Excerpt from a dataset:

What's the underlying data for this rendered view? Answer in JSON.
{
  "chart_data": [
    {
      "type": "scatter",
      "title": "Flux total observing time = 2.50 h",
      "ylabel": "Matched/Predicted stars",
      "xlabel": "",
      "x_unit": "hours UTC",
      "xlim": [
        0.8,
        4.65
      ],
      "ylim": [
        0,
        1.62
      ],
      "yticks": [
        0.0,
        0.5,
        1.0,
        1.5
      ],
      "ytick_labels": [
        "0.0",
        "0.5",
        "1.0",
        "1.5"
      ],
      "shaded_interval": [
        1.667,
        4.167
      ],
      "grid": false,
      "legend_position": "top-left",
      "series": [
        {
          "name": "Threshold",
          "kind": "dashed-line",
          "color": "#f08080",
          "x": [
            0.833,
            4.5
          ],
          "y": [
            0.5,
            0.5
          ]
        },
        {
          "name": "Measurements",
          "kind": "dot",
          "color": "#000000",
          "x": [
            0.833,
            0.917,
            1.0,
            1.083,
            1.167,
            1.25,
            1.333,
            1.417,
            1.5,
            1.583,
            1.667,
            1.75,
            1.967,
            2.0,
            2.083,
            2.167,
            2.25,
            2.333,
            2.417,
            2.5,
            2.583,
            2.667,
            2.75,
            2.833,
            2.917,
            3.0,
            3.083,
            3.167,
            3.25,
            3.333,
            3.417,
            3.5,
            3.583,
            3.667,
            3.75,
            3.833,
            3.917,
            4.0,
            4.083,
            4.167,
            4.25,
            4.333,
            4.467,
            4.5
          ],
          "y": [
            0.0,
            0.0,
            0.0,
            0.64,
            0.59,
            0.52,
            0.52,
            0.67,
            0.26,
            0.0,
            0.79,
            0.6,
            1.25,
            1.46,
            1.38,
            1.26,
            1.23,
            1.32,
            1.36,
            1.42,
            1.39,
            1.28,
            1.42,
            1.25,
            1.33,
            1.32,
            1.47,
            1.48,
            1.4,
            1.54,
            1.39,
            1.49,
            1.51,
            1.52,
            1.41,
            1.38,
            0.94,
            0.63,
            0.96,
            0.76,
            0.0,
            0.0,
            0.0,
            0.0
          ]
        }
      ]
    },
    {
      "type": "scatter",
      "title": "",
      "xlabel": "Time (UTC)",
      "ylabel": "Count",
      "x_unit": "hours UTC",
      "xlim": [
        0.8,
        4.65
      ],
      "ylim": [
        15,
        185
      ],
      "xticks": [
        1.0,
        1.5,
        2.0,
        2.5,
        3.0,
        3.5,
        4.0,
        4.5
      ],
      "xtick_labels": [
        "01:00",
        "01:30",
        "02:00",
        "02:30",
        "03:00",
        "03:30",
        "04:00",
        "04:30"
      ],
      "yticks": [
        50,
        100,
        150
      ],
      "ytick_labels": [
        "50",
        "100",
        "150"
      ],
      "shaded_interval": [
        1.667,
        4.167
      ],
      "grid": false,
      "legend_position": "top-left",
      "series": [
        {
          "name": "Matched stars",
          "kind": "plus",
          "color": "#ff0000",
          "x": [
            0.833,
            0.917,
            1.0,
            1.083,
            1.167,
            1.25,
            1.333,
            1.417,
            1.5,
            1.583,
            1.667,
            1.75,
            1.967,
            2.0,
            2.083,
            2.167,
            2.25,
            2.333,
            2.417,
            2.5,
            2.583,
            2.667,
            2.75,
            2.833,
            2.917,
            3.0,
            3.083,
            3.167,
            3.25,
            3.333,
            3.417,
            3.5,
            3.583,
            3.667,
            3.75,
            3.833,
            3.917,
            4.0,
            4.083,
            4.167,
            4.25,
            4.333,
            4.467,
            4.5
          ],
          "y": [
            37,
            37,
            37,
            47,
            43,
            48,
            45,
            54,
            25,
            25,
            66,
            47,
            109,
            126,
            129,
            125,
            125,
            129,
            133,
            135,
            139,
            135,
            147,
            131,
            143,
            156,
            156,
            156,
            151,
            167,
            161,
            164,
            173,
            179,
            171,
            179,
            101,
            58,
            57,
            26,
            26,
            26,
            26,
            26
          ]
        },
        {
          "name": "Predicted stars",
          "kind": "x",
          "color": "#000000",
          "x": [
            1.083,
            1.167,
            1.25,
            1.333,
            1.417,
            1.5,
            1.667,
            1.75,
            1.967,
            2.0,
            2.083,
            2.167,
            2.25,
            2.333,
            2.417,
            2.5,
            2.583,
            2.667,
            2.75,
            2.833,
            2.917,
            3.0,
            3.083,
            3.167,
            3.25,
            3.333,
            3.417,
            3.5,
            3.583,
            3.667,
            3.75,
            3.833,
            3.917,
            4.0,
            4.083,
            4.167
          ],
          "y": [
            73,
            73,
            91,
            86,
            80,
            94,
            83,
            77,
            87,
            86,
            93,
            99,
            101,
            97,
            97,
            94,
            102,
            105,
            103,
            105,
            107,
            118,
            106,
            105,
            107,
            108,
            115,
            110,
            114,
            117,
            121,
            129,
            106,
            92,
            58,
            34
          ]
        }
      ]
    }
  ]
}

Directions → Write out the whole listing again, exactly as it stands.

Response to this exercise →
What's the underlying data for this rendered view? Answer in JSON.
{
  "chart_data": [
    {
      "type": "scatter",
      "title": "Flux total observing time = 2.50 h",
      "ylabel": "Matched/Predicted stars",
      "xlabel": "",
      "x_unit": "hours UTC",
      "xlim": [
        0.8,
        4.65
      ],
      "ylim": [
        0,
        1.62
      ],
      "yticks": [
        0.0,
        0.5,
        1.0,
        1.5
      ],
      "ytick_labels": [
        "0.0",
        "0.5",
        "1.0",
        "1.5"
      ],
      "shaded_interval": [
        1.667,
        4.167
      ],
      "grid": false,
      "legend_position": "top-left",
      "series": [
        {
          "name": "Threshold",
          "kind": "dashed-line",
          "color": "#f08080",
          "x": [
            0.833,
            4.5
          ],
          "y": [
            0.5,
            0.5
          ]
        },
        {
          "name": "Measurements",
          "kind": "dot",
          "color": "#000000",
          "x": [
            0.833,
            0.917,
            1.0,
            1.083,
            1.167,
            1.25,
            1.333,
            1.417,
            1.5,
            1.583,
            1.667,
            1.75,
            1.967,
            2.0,
            2.083,
            2.167,
            2.25,
            2.333,
            2.417,
            2.5,
            2.583,
            2.667,
            2.75,
            2.833,
            2.917,
            3.0,
            3.083,
            3.167,
            3.25,
            3.333,
            3.417,
            3.5,
            3.583,
            3.667,
            3.75,
            3.833,
            3.917,
            4.0,
            4.083,
            4.167,
            4.25,
            4.333,
            4.467,
            4.5
          ],
          "y": [
            0.0,
            0.0,
            0.0,
            0.64,
            0.59,
            0.52,
            0.52,
            0.67,
            0.26,
            0.0,
            0.79,
            0.6,
            1.25,
            1.46,
            1.38,
            1.26,
            1.23,
            1.32,
            1.36,
            1.42,
            1.39,
            1.28,
            1.42,
            1.25,
            1.33,
            1.32,
            1.47,
            1.48,
            1.4,
            1.54,
            1.39,
            1.49,
            1.51,
            1.52,
            1.41,
            1.38,
            0.94,
            0.63,
            0.96,
            0.76,
            0.0,
            0.0,
            0.0,
            0.0
          ]
        }
      ]
    },
    {
      "type": "scatter",
      "title": "",
      "xlabel": "Time (UTC)",
      "ylabel": "Count",
      "x_unit": "hours UTC",
      "xlim": [
        0.8,
        4.65
      ],
      "ylim": [
        15,
        185
      ],
      "xticks": [
        1.0,
        1.5,
        2.0,
        2.5,
        3.0,
        3.5,
        4.0,
        4.5
      ],
      "xtick_labels": [
        "01:00",
        "01:30",
        "02:00",
        "02:30",
        "03:00",
        "03:30",
        "04:00",
        "04:30"
      ],
      "yticks": [
        50,
        100,
        150
      ],
      "ytick_labels": [
        "50",
        "100",
        "150"
      ],
      "shaded_interval": [
        1.667,
        4.167
      ],
      "grid": false,
      "legend_position": "top-left",
      "series": [
        {
          "name": "Matched stars",
          "kind": "plus",
          "color": "#ff0000",
          "x": [
            0.833,
            0.917,
            1.0,
            1.083,
            1.167,
            1.25,
            1.333,
            1.417,
            1.5,
            1.583,
            1.667,
            1.75,
            1.967,
            2.0,
            2.083,
            2.167,
            2.25,
            2.333,
            2.417,
            2.5,
            2.583,
            2.667,
            2.75,
            2.833,
            2.917,
            3.0,
            3.083,
            3.167,
            3.25,
            3.333,
            3.417,
            3.5,
            3.583,
            3.667,
            3.75,
            3.833,
            3.917,
            4.0,
            4.083,
            4.167,
            4.25,
            4.333,
            4.467,
            4.5
          ],
          "y": [
            37,
            37,
            37,
            47,
            43,
            48,
            45,
            54,
            25,
            25,
            66,
            47,
            109,
            126,
            129,
            125,
            125,
            129,
            133,
            135,
            139,
            135,
            147,
            131,
            143,
            156,
            156,
            156,
            151,
            167,
            161,
            164,
            173,
            179,
            171,
            179,
            101,
            58,
            57,
            26,
            26,
            26,
            26,
            26
          ]
        },
        {
          "name": "Predicted stars",
          "kind": "x",
          "color": "#000000",
          "x": [
            1.083,
            1.167,
            1.25,
            1.333,
            1.417,
            1.5,
            1.667,
            1.75,
            1.967,
            2.0,
            2.083,
            2.167,
            2.25,
            2.333,
            2.417,
            2.5,
            2.583,
            2.667,
            2.75,
            2.833,
            2.917,
            3.0,
            3.083,
            3.167,
            3.25,
            3.333,
            3.417,
            3.5,
            3.583,
            3.667,
            3.75,
            3.833,
            3.917,
            4.0,
            4.083,
            4.167
          ],
          "y": [
            73,
            73,
            91,
            86,
            80,
            94,
            83,
            77,
            87,
            86,
            93,
            99,
            101,
            97,
            97,
            94,
            102,
            105,
            103,
            105,
            107,
            118,
            106,
            105,
            107,
            108,
            115,
            110,
            114,
            117,
            121,
            129,
            106,
            92,
            58,
            34
          ]
        }
      ]
    }
  ]
}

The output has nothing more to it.